Your objective: Output the material word for word. Leave each picture out.

Data records:
[Begin]
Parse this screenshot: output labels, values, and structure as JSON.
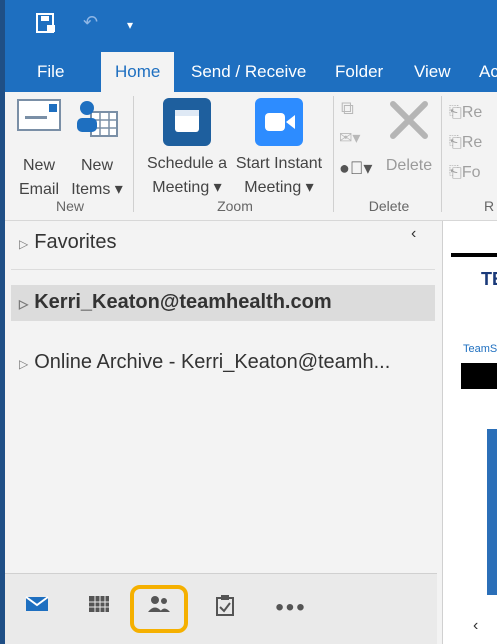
{
  "tabs": [
    "File",
    "Home",
    "Send / Receive",
    "Folder",
    "View",
    "Ac"
  ],
  "ribbon": {
    "new_email": [
      "New",
      "Email"
    ],
    "new_items": [
      "New",
      "Items ▾"
    ],
    "schedule": [
      "Schedule a",
      "Meeting ▾"
    ],
    "start_instant": [
      "Start Instant",
      "Meeting ▾"
    ],
    "delete": "Delete",
    "reply_items": [
      "Re",
      "Re",
      "Fo"
    ],
    "groups": [
      "New",
      "Zoom",
      "Delete",
      "R"
    ]
  },
  "folders": {
    "favorites": "Favorites",
    "account": "Kerri_Keaton@teamhealth.com",
    "archive": "Online Archive - Kerri_Keaton@teamh..."
  },
  "reading": {
    "brand": "TE",
    "sub": "TeamS"
  },
  "colors": {
    "accent": "#1e6fc0",
    "highlight": "#f5b000",
    "zoom": "#2d8cff"
  }
}
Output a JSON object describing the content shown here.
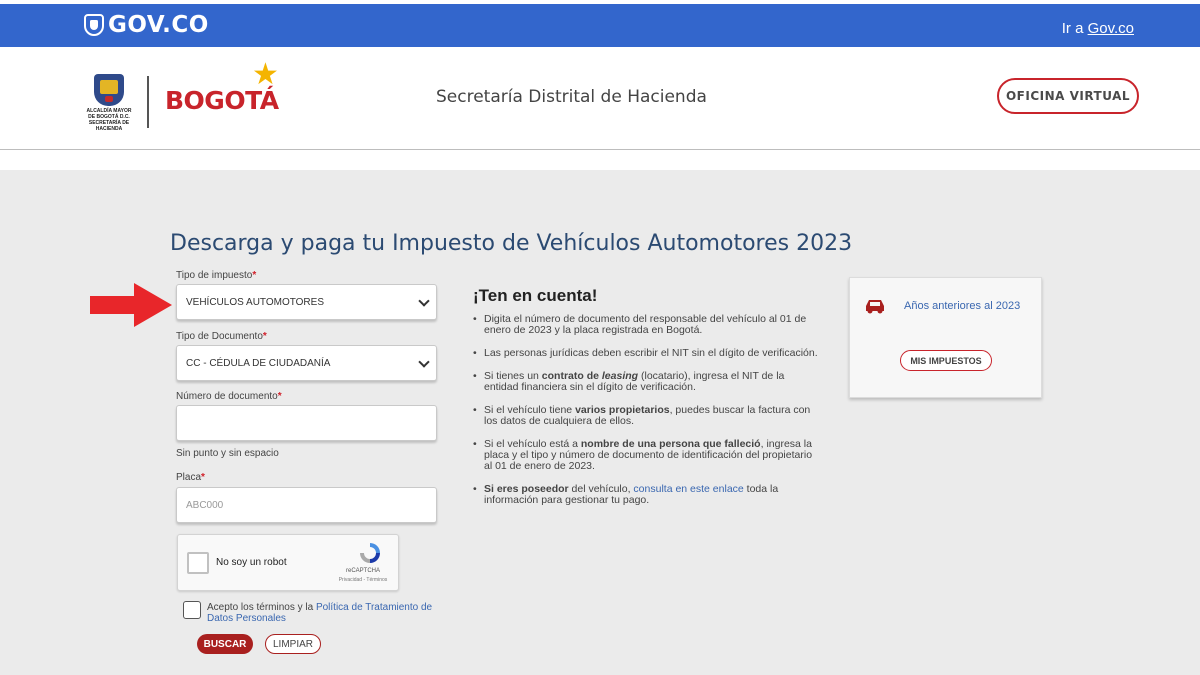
{
  "govbar": {
    "logo_text": "GOV.CO",
    "link_prefix": "Ir a",
    "link_text": "Gov.co"
  },
  "header": {
    "alcaldia_text": "ALCALDÍA MAYOR\nDE BOGOTÁ D.C.\nSECRETARÍA DE HACIENDA",
    "bogota_text": "BOGOTÁ",
    "secretaria": "Secretaría Distrital de Hacienda",
    "oficina_button": "OFICINA VIRTUAL"
  },
  "form": {
    "title": "Descarga y paga tu Impuesto de Vehículos Automotores 2023",
    "tipo_impuesto_label": "Tipo de impuesto",
    "tipo_impuesto_value": "VEHÍCULOS AUTOMOTORES",
    "tipo_documento_label": "Tipo de Documento",
    "tipo_documento_value": "CC - CÉDULA DE CIUDADANÍA",
    "numero_label": "Número de documento",
    "numero_value": "",
    "numero_hint": "Sin punto y sin espacio",
    "placa_label": "Placa",
    "placa_placeholder": "ABC000",
    "required_mark": "*",
    "captcha_text": "No soy un robot",
    "captcha_brand": "reCAPTCHA",
    "captcha_links": "Privacidad - Términos",
    "terms_prefix": "Acepto los términos y la ",
    "terms_link": "Política de Tratamiento de Datos Personales",
    "buscar_button": "BUSCAR",
    "limpiar_button": "LIMPIAR"
  },
  "info": {
    "title": "¡Ten en cuenta!",
    "item1": "Digita el número de documento del responsable del vehículo al 01 de enero de 2023 y la placa registrada en Bogotá.",
    "item2": "Las personas jurídicas deben escribir el NIT sin el dígito de verificación.",
    "item3_a": "Si tienes un ",
    "item3_b": "contrato de ",
    "item3_c": "leasing",
    "item3_d": " (locatario), ingresa el NIT de la entidad financiera sin el dígito de verificación.",
    "item4_a": "Si el vehículo tiene ",
    "item4_b": "varios propietarios",
    "item4_c": ", puedes buscar la factura con los datos de cualquiera de ellos.",
    "item5_a": "Si el vehículo está a ",
    "item5_b": "nombre de una persona que falleció",
    "item5_c": ", ingresa la placa y el tipo y número de documento de identificación del propietario al 01 de enero de 2023.",
    "item6_a": "Si eres poseedor",
    "item6_b": " del vehículo, ",
    "item6_link": "consulta en este enlace",
    "item6_c": " toda la información para gestionar tu pago."
  },
  "side_card": {
    "link_text": "Años anteriores al 2023",
    "button": "MIS IMPUESTOS"
  },
  "colors": {
    "gov_blue": "#3366cc",
    "brand_red": "#c8242b",
    "title_blue": "#2b4a72",
    "arrow_red": "#e8262a"
  }
}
[End]
Result of the exercise:
Parse this screenshot: output labels, values, and structure as JSON.
{
  "tabs": [
    "File",
    "Home",
    "Send / Receive",
    "Folder",
    "View",
    "Ac"
  ],
  "ribbon": {
    "new_email": [
      "New",
      "Email"
    ],
    "new_items": [
      "New",
      "Items ▾"
    ],
    "schedule": [
      "Schedule a",
      "Meeting ▾"
    ],
    "start_instant": [
      "Start Instant",
      "Meeting ▾"
    ],
    "delete": "Delete",
    "reply_items": [
      "Re",
      "Re",
      "Fo"
    ],
    "groups": [
      "New",
      "Zoom",
      "Delete",
      "R"
    ]
  },
  "folders": {
    "favorites": "Favorites",
    "account": "Kerri_Keaton@teamhealth.com",
    "archive": "Online Archive - Kerri_Keaton@teamh..."
  },
  "reading": {
    "brand": "TE",
    "sub": "TeamS"
  },
  "colors": {
    "accent": "#1e6fc0",
    "highlight": "#f5b000",
    "zoom": "#2d8cff"
  }
}
Output a JSON object describing the content shown here.
{
  "govbar": {
    "logo_text": "GOV.CO",
    "link_prefix": "Ir a",
    "link_text": "Gov.co"
  },
  "header": {
    "alcaldia_text": "ALCALDÍA MAYOR\nDE BOGOTÁ D.C.\nSECRETARÍA DE HACIENDA",
    "bogota_text": "BOGOTÁ",
    "secretaria": "Secretaría Distrital de Hacienda",
    "oficina_button": "OFICINA VIRTUAL"
  },
  "form": {
    "title": "Descarga y paga tu Impuesto de Vehículos Automotores 2023",
    "tipo_impuesto_label": "Tipo de impuesto",
    "tipo_impuesto_value": "VEHÍCULOS AUTOMOTORES",
    "tipo_documento_label": "Tipo de Documento",
    "tipo_documento_value": "CC - CÉDULA DE CIUDADANÍA",
    "numero_label": "Número de documento",
    "numero_value": "",
    "numero_hint": "Sin punto y sin espacio",
    "placa_label": "Placa",
    "placa_placeholder": "ABC000",
    "required_mark": "*",
    "captcha_text": "No soy un robot",
    "captcha_brand": "reCAPTCHA",
    "captcha_links": "Privacidad - Términos",
    "terms_prefix": "Acepto los términos y la ",
    "terms_link": "Política de Tratamiento de Datos Personales",
    "buscar_button": "BUSCAR",
    "limpiar_button": "LIMPIAR"
  },
  "info": {
    "title": "¡Ten en cuenta!",
    "item1": "Digita el número de documento del responsable del vehículo al 01 de enero de 2023 y la placa registrada en Bogotá.",
    "item2": "Las personas jurídicas deben escribir el NIT sin el dígito de verificación.",
    "item3_a": "Si tienes un ",
    "item3_b": "contrato de ",
    "item3_c": "leasing",
    "item3_d": " (locatario), ingresa el NIT de la entidad financiera sin el dígito de verificación.",
    "item4_a": "Si el vehículo tiene ",
    "item4_b": "varios propietarios",
    "item4_c": ", puedes buscar la factura con los datos de cualquiera de ellos.",
    "item5_a": "Si el vehículo está a ",
    "item5_b": "nombre de una persona que falleció",
    "item5_c": ", ingresa la placa y el tipo y número de documento de identificación del propietario al 01 de enero de 2023.",
    "item6_a": "Si eres poseedor",
    "item6_b": " del vehículo, ",
    "item6_link": "consulta en este enlace",
    "item6_c": " toda la información para gestionar tu pago."
  },
  "side_card": {
    "link_text": "Años anteriores al 2023",
    "button": "MIS IMPUESTOS"
  },
  "colors": {
    "gov_blue": "#3366cc",
    "brand_red": "#c8242b",
    "title_blue": "#2b4a72",
    "arrow_red": "#e8262a"
  }
}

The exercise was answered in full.